Aim >>
Give the number of lines that include the word "posteriorly", nothing more.

___ Available records

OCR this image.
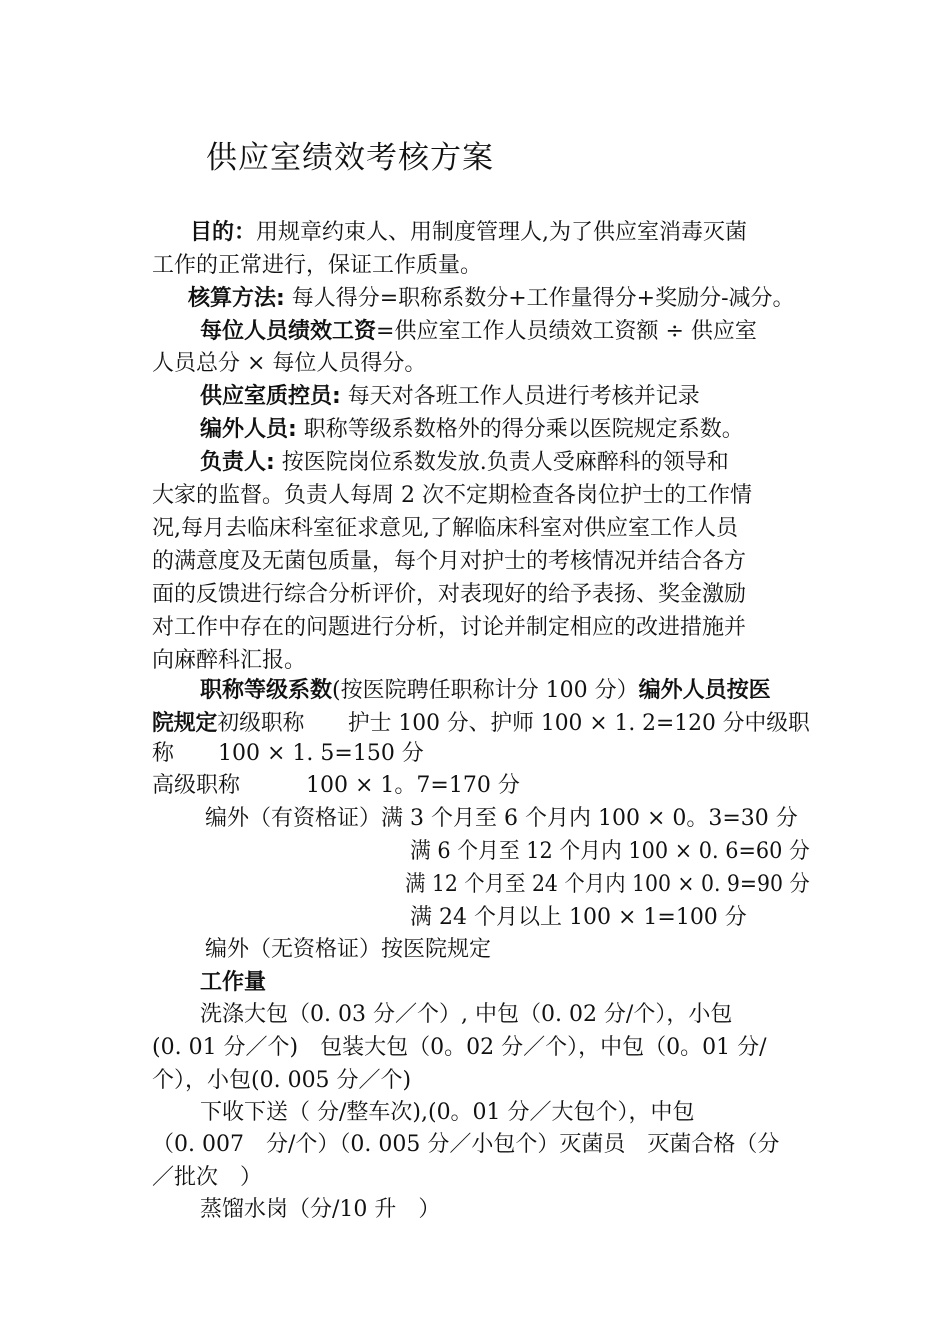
供应室绩效考核方案
目的：用规章约束人、用制度管理人,为了供应室消毒灭菌
工作的正常进行，保证工作质量。
核算方法: 每人得分=职称系数分+工作量得分+奖励分-减分。
每位人员绩效工资=供应室工作人员绩效工资额 ÷ 供应室
人员总分 × 每位人员得分。
供应室质控员: 每天对各班工作人员进行考核并记录
编外人员: 职称等级系数格外的得分乘以医院规定系数。
负责人: 按医院岗位系数发放.负责人受麻醉科的领导和
大家的监督。负责人每周 2 次不定期检查各岗位护士的工作情
况,每月去临床科室征求意见,了解临床科室对供应室工作人员
的满意度及无菌包质量，每个月对护士的考核情况并结合各方
面的反馈进行综合分析评价，对表现好的给予表扬、奖金激励
对工作中存在的问题进行分析，讨论并制定相应的改进措施并
向麻醉科汇报。
职称等级系数(按医院聘任职称计分 100 分）编外人员按医
院规定初级职称　　护士 100 分、护师 100 × 1. 2=120 分中级职
称　　100 × 1. 5=150 分
高级职称　　　100 × 1。7=170 分
编外（有资格证）满 3 个月至 6 个月内 100 × 0。3=30 分
满 6 个月至 12 个月内 100 × 0. 6=60 分
满 12 个月至 24 个月内 100 × 0. 9=90 分
满 24 个月以上 100 × 1=100 分
编外（无资格证）按医院规定
工作量
洗涤大包（0. 03 分／个）, 中包（0. 02 分/个），小包
(0. 01 分／个)　包装大包（0。02 分／个），中包（0。01 分/
个），小包(0. 005 分／个)
下收下送（ 分/整车次),(0。01 分／大包个），中包
（0. 007　分/个）（0. 005 分／小包个）灭菌员　灭菌合格（分
／批次　）
蒸馏水岗（分/10 升　）
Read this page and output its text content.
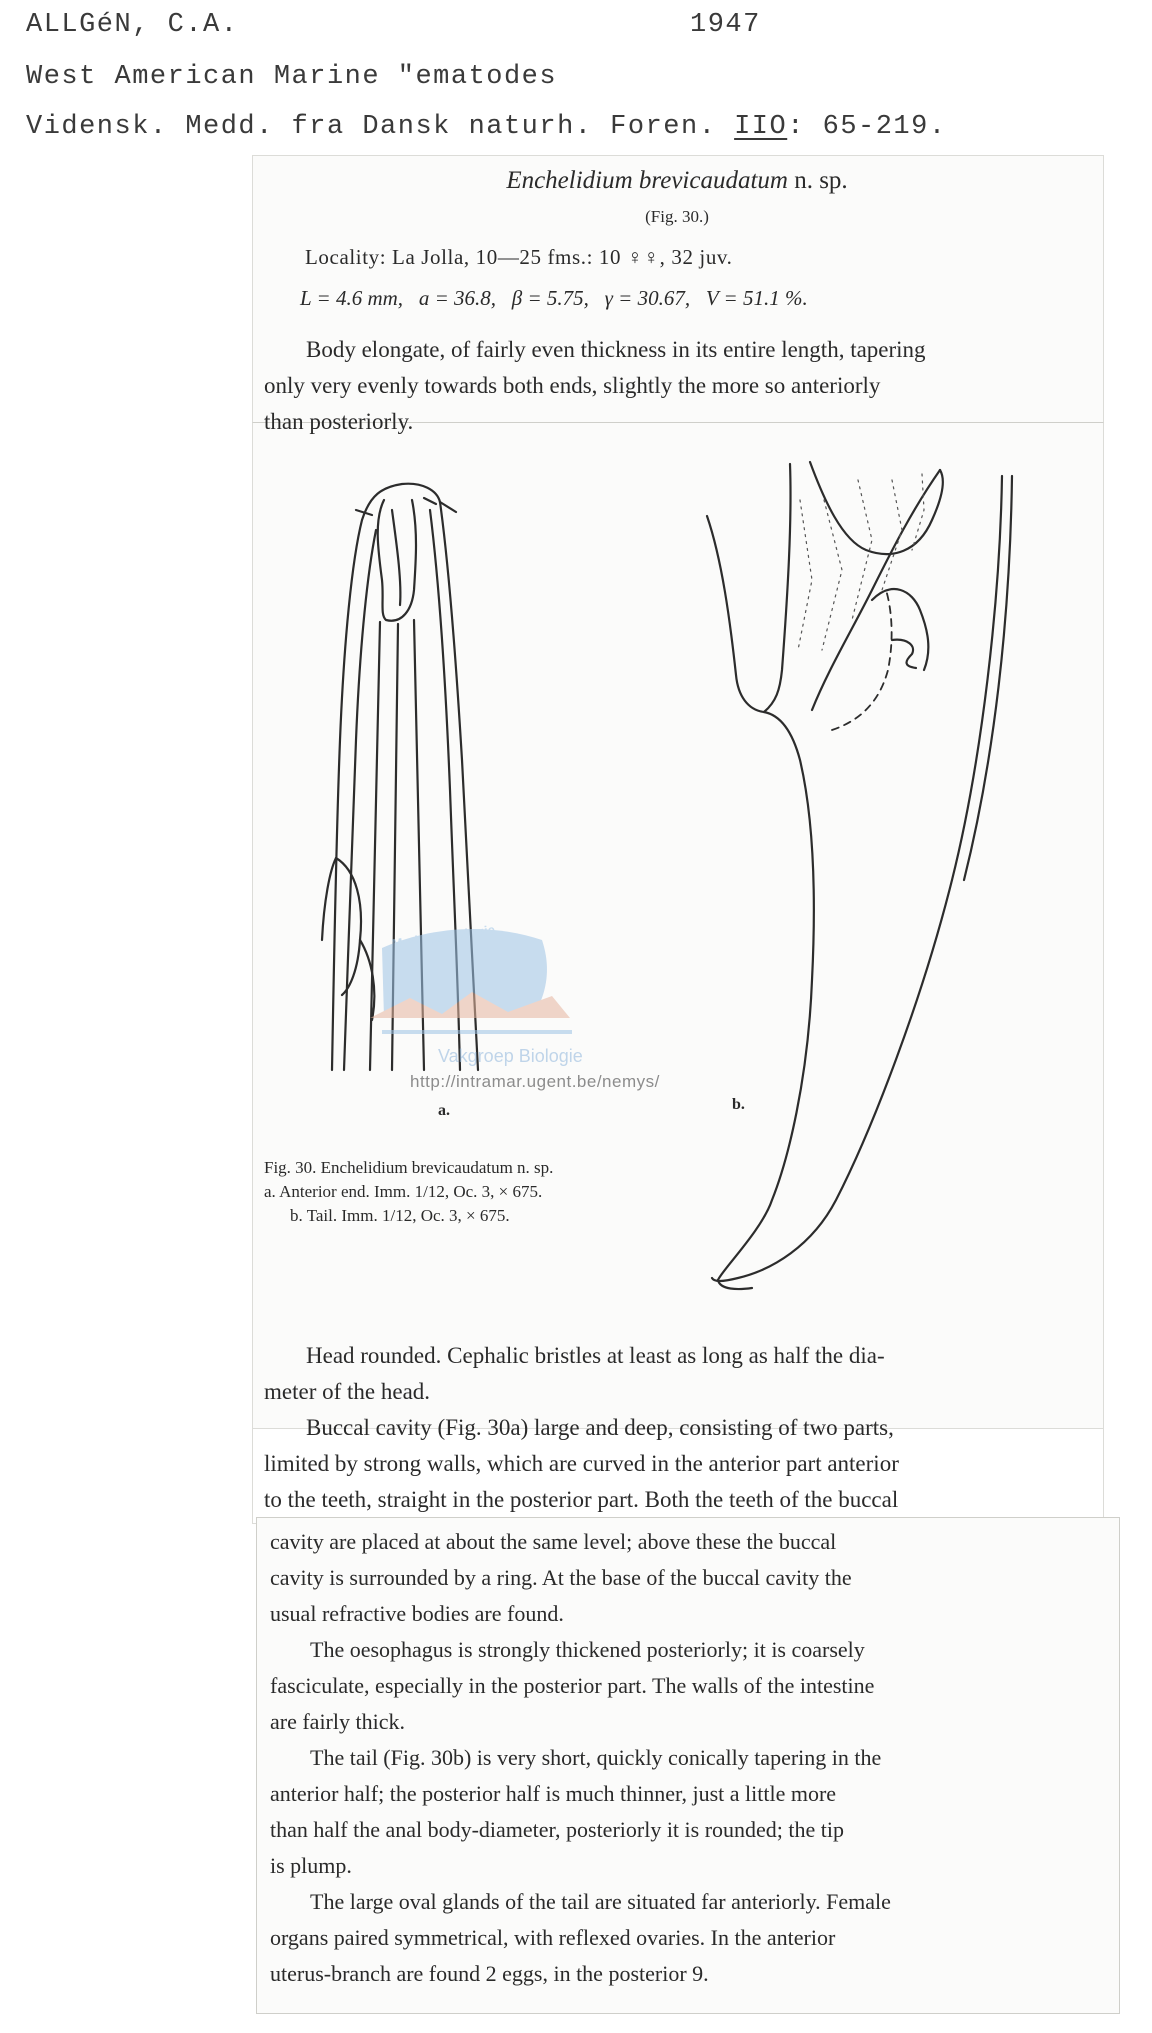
ALLGéN, C.A.	1947
West American Marine "ematodes
Vidensk. Medd. fra Dansk naturh. Foren. IIO: 65-219.
Enchelidium brevicaudatum n. sp.
(Fig. 30.)
Locality: La Jolla, 10—25 fms.: 10 ♀♀, 32 juv.
L = 4.6 mm, a = 36.8, β = 5.75, γ = 30.67, V = 51.1 %.
Body elongate, of fairly even thickness in its entire length, tapering
only very evenly towards both ends, slightly the more so anteriorly
than posteriorly.
Mariene Biologie
Vakgroep Biologie
http://intramar.ugent.be/nemys/
a.	b.
Fig. 30. Enchelidium brevicaudatum n. sp.
a. Anterior end. Imm. 1/12, Oc. 3, × 675.
b. Tail. Imm. 1/12, Oc. 3, × 675.
Head rounded. Cephalic bristles at least as long as half the dia-
meter of the head.
Buccal cavity (Fig. 30a) large and deep, consisting of two parts,
limited by strong walls, which are curved in the anterior part anterior
to the teeth, straight in the posterior part. Both the teeth of the buccal
cavity are placed at about the same level; above these the buccal
cavity is surrounded by a ring. At the base of the buccal cavity the
usual refractive bodies are found.
The oesophagus is strongly thickened posteriorly; it is coarsely
fasciculate, especially in the posterior part. The walls of the intestine
are fairly thick.
The tail (Fig. 30b) is very short, quickly conically tapering in the
anterior half; the posterior half is much thinner, just a little more
than half the anal body-diameter, posteriorly it is rounded; the tip
is plump.
The large oval glands of the tail are situated far anteriorly. Female
organs paired symmetrical, with reflexed ovaries. In the anterior
uterus-branch are found 2 eggs, in the posterior 9.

______

Solution to this task >>
3